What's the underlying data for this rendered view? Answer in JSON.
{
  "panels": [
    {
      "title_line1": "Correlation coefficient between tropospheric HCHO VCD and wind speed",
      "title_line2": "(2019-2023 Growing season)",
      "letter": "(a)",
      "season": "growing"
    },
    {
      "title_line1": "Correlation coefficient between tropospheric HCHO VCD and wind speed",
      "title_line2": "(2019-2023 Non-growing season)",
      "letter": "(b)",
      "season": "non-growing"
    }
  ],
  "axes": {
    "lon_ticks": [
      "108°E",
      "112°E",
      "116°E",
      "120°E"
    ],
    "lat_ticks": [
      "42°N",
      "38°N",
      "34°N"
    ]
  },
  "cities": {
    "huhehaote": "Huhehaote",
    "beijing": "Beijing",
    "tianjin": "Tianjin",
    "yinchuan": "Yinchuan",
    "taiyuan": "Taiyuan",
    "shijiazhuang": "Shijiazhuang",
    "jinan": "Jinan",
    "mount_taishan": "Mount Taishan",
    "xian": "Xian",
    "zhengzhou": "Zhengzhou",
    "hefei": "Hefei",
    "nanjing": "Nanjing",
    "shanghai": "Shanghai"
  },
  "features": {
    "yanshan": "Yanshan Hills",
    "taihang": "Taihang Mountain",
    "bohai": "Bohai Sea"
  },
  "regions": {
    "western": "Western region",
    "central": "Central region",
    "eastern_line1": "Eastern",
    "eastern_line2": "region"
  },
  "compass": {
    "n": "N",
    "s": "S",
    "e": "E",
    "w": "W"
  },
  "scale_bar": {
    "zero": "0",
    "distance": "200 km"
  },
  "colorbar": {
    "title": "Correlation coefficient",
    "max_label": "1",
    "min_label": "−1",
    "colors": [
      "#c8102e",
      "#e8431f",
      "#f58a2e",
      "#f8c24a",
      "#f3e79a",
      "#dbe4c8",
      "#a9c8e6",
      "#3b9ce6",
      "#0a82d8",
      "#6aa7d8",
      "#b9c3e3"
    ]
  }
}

======

● **STATED GOAL**: Using the material above, print every entry exactly as written.

● **SOLUTION BELOW**:
What's the underlying data for this rendered view? Answer in JSON.
{
  "panels": [
    {
      "title_line1": "Correlation coefficient between tropospheric HCHO VCD and wind speed",
      "title_line2": "(2019-2023 Growing season)",
      "letter": "(a)",
      "season": "growing"
    },
    {
      "title_line1": "Correlation coefficient between tropospheric HCHO VCD and wind speed",
      "title_line2": "(2019-2023 Non-growing season)",
      "letter": "(b)",
      "season": "non-growing"
    }
  ],
  "axes": {
    "lon_ticks": [
      "108°E",
      "112°E",
      "116°E",
      "120°E"
    ],
    "lat_ticks": [
      "42°N",
      "38°N",
      "34°N"
    ]
  },
  "cities": {
    "huhehaote": "Huhehaote",
    "beijing": "Beijing",
    "tianjin": "Tianjin",
    "yinchuan": "Yinchuan",
    "taiyuan": "Taiyuan",
    "shijiazhuang": "Shijiazhuang",
    "jinan": "Jinan",
    "mount_taishan": "Mount Taishan",
    "xian": "Xian",
    "zhengzhou": "Zhengzhou",
    "hefei": "Hefei",
    "nanjing": "Nanjing",
    "shanghai": "Shanghai"
  },
  "features": {
    "yanshan": "Yanshan Hills",
    "taihang": "Taihang Mountain",
    "bohai": "Bohai Sea"
  },
  "regions": {
    "western": "Western region",
    "central": "Central region",
    "eastern_line1": "Eastern",
    "eastern_line2": "region"
  },
  "compass": {
    "n": "N",
    "s": "S",
    "e": "E",
    "w": "W"
  },
  "scale_bar": {
    "zero": "0",
    "distance": "200 km"
  },
  "colorbar": {
    "title": "Correlation coefficient",
    "max_label": "1",
    "min_label": "−1",
    "colors": [
      "#c8102e",
      "#e8431f",
      "#f58a2e",
      "#f8c24a",
      "#f3e79a",
      "#dbe4c8",
      "#a9c8e6",
      "#3b9ce6",
      "#0a82d8",
      "#6aa7d8",
      "#b9c3e3"
    ]
  }
}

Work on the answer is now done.